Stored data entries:
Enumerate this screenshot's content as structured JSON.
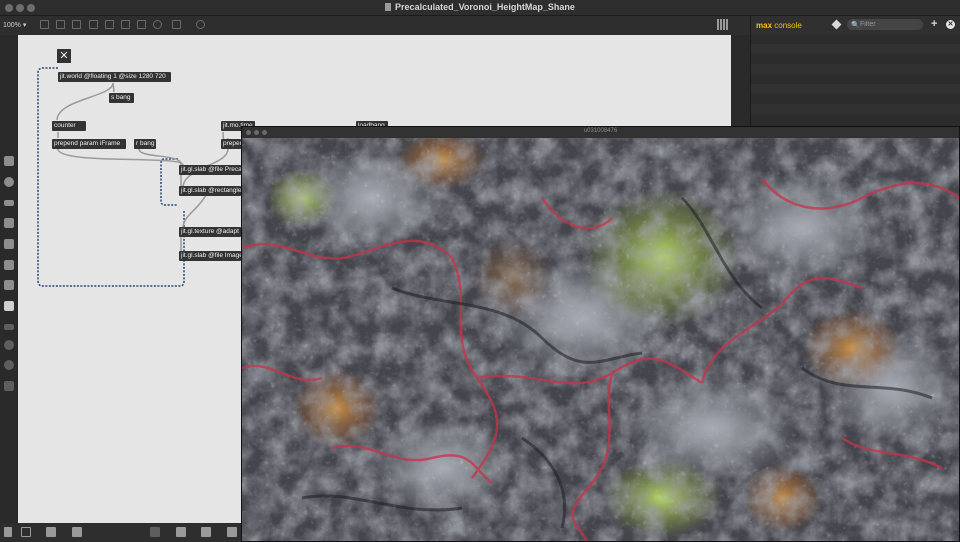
{
  "window": {
    "title": "Precalculated_Voronoi_HeightMap_Shane"
  },
  "toolbar": {
    "zoom": "100%"
  },
  "patcher": {
    "objects": [
      {
        "id": "world",
        "text": "jit.world @floating 1 @size 1280 720"
      },
      {
        "id": "sbang",
        "text": "s bang"
      },
      {
        "id": "counter",
        "text": "counter"
      },
      {
        "id": "prepend1",
        "text": "prepend param iFrame"
      },
      {
        "id": "rbang",
        "text": "r bang"
      },
      {
        "id": "mo",
        "text": "jit.mo.time"
      },
      {
        "id": "prepend2",
        "text": "prepend"
      },
      {
        "id": "loadbang",
        "text": "loadbang"
      },
      {
        "id": "slab1",
        "text": "jit.gl.slab @file Precalculated"
      },
      {
        "id": "slab2",
        "text": "jit.gl.slab @rectangle"
      },
      {
        "id": "texture",
        "text": "jit.gl.texture @adapt"
      },
      {
        "id": "slab3",
        "text": "jit.gl.slab @file Image"
      }
    ]
  },
  "console": {
    "title_max": "max",
    "title_rest": "console",
    "filter_placeholder": "Filter"
  },
  "render_window": {
    "title": "u031008476"
  }
}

*Work to be completed*. Reproduce each line of the records exactly, and omit every picture.

*Response to this exercise*.
Enumerate this screenshot's content as structured JSON.
{
  "window": {
    "title": "Precalculated_Voronoi_HeightMap_Shane"
  },
  "toolbar": {
    "zoom": "100%"
  },
  "patcher": {
    "objects": [
      {
        "id": "world",
        "text": "jit.world @floating 1 @size 1280 720"
      },
      {
        "id": "sbang",
        "text": "s bang"
      },
      {
        "id": "counter",
        "text": "counter"
      },
      {
        "id": "prepend1",
        "text": "prepend param iFrame"
      },
      {
        "id": "rbang",
        "text": "r bang"
      },
      {
        "id": "mo",
        "text": "jit.mo.time"
      },
      {
        "id": "prepend2",
        "text": "prepend"
      },
      {
        "id": "loadbang",
        "text": "loadbang"
      },
      {
        "id": "slab1",
        "text": "jit.gl.slab @file Precalculated"
      },
      {
        "id": "slab2",
        "text": "jit.gl.slab @rectangle"
      },
      {
        "id": "texture",
        "text": "jit.gl.texture @adapt"
      },
      {
        "id": "slab3",
        "text": "jit.gl.slab @file Image"
      }
    ]
  },
  "console": {
    "title_max": "max",
    "title_rest": "console",
    "filter_placeholder": "Filter"
  },
  "render_window": {
    "title": "u031008476"
  }
}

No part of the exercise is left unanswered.